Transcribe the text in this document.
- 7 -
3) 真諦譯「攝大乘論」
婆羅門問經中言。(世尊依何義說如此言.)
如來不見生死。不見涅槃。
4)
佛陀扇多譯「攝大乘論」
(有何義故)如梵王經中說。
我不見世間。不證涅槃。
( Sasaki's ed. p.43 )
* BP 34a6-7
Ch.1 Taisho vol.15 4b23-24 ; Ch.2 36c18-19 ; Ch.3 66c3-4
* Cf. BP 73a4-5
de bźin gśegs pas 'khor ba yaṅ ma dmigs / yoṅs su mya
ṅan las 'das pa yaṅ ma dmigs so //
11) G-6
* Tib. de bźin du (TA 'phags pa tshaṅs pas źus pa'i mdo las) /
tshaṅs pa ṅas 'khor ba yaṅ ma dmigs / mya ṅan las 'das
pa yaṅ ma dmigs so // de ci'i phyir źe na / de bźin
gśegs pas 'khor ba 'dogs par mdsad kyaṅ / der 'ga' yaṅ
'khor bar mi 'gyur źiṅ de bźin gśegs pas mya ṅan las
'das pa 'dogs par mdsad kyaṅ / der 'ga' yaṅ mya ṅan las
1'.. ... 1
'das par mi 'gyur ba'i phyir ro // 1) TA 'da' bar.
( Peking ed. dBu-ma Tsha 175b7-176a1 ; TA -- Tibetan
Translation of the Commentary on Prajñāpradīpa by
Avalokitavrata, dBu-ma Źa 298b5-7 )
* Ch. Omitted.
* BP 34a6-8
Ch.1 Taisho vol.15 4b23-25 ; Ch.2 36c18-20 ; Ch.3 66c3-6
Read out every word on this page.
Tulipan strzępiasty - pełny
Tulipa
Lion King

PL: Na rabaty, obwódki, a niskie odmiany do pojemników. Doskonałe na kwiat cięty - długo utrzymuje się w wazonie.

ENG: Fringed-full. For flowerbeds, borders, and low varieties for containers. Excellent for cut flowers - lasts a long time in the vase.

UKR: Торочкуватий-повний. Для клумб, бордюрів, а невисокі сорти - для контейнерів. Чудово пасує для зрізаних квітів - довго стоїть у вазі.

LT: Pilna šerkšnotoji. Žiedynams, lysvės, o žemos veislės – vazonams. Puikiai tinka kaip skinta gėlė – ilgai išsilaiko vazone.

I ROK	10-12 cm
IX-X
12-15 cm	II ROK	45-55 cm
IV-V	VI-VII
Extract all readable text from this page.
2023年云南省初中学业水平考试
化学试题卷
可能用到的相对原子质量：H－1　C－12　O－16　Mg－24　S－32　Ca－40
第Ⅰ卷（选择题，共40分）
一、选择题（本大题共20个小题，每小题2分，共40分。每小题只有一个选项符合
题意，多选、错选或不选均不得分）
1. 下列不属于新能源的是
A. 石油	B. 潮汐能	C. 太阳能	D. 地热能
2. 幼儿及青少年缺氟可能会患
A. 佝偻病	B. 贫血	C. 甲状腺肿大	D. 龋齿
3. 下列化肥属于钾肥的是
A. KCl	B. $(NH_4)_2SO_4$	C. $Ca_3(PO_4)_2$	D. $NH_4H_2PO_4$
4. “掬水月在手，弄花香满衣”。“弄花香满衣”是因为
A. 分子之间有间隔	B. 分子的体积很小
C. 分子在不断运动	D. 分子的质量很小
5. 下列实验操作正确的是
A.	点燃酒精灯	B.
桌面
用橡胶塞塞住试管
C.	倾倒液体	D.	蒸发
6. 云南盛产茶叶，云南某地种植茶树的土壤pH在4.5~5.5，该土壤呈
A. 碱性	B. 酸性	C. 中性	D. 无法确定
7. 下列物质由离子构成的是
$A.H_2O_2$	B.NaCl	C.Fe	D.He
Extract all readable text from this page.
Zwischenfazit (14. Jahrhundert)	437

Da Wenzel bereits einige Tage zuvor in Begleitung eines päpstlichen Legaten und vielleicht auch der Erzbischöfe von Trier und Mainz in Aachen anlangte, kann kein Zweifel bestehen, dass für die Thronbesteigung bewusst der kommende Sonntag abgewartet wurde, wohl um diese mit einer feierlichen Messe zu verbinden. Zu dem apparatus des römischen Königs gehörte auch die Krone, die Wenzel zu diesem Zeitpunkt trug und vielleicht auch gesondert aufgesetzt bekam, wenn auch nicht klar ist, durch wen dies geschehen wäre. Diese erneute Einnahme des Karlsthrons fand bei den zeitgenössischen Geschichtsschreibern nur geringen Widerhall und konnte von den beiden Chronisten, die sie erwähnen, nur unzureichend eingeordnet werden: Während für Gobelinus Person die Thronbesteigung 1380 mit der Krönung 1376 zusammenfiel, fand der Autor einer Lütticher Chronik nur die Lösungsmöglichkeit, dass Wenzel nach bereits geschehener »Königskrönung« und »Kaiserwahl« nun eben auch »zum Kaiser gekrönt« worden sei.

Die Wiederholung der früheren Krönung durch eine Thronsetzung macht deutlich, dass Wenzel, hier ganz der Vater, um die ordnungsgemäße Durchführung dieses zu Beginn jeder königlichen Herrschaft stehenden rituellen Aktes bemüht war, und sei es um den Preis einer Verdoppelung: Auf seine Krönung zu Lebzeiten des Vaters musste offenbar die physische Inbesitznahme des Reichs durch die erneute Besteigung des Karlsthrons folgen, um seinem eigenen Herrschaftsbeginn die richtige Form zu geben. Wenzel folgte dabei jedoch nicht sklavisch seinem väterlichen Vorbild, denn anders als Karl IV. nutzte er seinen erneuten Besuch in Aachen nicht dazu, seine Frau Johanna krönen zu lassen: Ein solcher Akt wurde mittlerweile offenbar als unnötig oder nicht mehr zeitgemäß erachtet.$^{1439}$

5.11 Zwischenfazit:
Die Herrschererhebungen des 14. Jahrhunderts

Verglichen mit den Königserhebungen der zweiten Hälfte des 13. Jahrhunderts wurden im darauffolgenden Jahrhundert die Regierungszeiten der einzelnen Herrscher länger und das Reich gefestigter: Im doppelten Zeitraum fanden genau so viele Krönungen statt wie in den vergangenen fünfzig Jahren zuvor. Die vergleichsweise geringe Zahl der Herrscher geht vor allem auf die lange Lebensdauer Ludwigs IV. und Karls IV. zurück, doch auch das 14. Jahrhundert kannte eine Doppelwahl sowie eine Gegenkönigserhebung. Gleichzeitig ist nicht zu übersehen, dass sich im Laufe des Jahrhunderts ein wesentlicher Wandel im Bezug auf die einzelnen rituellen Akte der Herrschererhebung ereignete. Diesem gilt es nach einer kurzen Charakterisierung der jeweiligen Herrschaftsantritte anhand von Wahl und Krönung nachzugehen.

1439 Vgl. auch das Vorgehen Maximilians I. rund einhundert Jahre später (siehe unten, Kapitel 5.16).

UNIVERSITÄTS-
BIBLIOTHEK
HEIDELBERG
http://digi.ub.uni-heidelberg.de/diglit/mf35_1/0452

= = = =

(What the task requires):
Filter the entries down to the lines with the word "gśegs" in them.

(Exercise answer):
de bźin gśegs pas 'khor ba yaṅ ma dmigs / yoṅs su mya
gśegs pas 'khor ba 'dogs par mdsad kyaṅ / der 'ga' yaṅ
'khor bar mi 'gyur źiṅ de bźin gśegs pas mya ṅan las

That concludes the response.